Data items =>
===

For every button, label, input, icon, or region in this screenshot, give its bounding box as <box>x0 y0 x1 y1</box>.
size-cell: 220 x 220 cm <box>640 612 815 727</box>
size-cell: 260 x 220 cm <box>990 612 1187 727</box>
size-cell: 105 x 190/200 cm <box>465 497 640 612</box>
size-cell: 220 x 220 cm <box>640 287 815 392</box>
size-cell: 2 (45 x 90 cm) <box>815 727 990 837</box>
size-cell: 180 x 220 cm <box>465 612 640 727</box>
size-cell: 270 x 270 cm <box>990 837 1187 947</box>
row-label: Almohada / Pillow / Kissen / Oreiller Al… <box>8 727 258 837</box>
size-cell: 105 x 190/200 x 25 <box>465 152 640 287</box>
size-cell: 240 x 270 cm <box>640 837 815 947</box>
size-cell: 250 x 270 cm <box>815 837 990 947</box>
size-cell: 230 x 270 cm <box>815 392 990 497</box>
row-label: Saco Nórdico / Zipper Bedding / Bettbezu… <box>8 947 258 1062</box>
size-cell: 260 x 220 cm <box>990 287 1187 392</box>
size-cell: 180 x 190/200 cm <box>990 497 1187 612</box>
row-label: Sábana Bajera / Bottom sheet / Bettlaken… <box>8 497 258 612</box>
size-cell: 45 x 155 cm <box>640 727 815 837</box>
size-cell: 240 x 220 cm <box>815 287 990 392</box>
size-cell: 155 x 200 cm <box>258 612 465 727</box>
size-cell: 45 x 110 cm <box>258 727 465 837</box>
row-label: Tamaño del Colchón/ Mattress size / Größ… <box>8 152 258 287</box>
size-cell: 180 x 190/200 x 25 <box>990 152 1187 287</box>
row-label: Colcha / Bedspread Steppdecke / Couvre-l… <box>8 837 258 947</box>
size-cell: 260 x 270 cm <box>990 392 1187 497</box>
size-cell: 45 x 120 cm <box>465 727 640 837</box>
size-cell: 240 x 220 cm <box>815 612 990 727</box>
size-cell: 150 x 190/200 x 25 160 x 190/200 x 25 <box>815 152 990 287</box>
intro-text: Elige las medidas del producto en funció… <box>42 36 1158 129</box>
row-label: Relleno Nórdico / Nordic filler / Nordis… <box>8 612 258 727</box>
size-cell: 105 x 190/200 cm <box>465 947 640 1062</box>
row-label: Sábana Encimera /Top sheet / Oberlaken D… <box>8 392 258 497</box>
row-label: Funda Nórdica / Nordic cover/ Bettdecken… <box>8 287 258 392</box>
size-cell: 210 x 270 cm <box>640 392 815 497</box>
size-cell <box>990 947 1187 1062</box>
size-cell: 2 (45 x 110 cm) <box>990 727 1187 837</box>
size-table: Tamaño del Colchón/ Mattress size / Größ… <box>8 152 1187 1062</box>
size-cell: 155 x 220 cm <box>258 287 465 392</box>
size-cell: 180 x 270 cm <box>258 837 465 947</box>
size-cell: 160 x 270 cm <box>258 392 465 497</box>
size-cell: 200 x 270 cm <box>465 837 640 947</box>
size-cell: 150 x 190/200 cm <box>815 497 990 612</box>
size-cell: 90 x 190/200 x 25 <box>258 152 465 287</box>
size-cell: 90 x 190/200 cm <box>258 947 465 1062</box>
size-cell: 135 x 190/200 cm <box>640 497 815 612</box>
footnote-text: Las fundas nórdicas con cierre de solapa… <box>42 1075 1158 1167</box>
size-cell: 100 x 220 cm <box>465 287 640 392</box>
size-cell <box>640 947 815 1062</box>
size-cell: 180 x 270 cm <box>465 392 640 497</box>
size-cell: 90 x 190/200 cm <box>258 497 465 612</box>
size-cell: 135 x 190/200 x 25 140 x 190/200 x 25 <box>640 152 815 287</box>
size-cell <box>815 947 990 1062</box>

===

Task statement =>
How many lines in the listing above contain the string "label"? Case counts. Reply with the number alone.

Solution to the problem =>
9